EXERCISE TASK: Output the full listing word for word.

RECORD LIST:
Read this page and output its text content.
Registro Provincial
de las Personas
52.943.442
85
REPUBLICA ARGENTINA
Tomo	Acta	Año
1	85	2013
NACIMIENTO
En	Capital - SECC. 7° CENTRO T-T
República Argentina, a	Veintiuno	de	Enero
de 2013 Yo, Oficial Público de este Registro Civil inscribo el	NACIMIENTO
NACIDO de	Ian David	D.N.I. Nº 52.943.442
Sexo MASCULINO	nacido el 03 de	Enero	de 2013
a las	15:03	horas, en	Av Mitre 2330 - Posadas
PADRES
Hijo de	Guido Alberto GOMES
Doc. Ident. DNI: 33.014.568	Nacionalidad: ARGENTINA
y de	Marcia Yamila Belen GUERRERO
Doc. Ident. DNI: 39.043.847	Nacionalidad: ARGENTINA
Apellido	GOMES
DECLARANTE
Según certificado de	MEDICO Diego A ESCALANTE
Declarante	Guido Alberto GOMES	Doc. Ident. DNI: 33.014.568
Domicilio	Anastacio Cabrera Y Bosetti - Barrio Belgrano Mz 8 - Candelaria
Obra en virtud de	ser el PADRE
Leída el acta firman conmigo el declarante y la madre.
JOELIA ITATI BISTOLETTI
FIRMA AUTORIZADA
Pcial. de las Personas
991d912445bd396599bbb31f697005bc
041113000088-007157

RESULT FOR THIS EXERCISE:
Read this page and output its text content.
Registro Provincial
de las Personas
52.943.442
85
REPUBLICA ARGENTINA
Tomo	Acta	Año
1	85	2013
NACIMIENTO
En	Capital - SECC. 7° CENTRO T-T
República Argentina, a	Veintiuno	de	Enero
de 2013 Yo, Oficial Público de este Registro Civil inscribo el	NACIMIENTO
NACIDO de	Ian David	D.N.I. Nº 52.943.442
Sexo MASCULINO	nacido el 03 de	Enero	de 2013
a las	15:03	horas, en	Av Mitre 2330 - Posadas
PADRES
Hijo de	Guido Alberto GOMES
Doc. Ident. DNI: 33.014.568	Nacionalidad: ARGENTINA
y de	Marcia Yamila Belen GUERRERO
Doc. Ident. DNI: 39.043.847	Nacionalidad: ARGENTINA
Apellido	GOMES
DECLARANTE
Según certificado de	MEDICO Diego A ESCALANTE
Declarante	Guido Alberto GOMES	Doc. Ident. DNI: 33.014.568
Domicilio	Anastacio Cabrera Y Bosetti - Barrio Belgrano Mz 8 - Candelaria
Obra en virtud de	ser el PADRE
Leída el acta firman conmigo el declarante y la madre.
JOELIA ITATI BISTOLETTI
FIRMA AUTORIZADA
Pcial. de las Personas
991d912445bd396599bbb31f697005bc
041113000088-007157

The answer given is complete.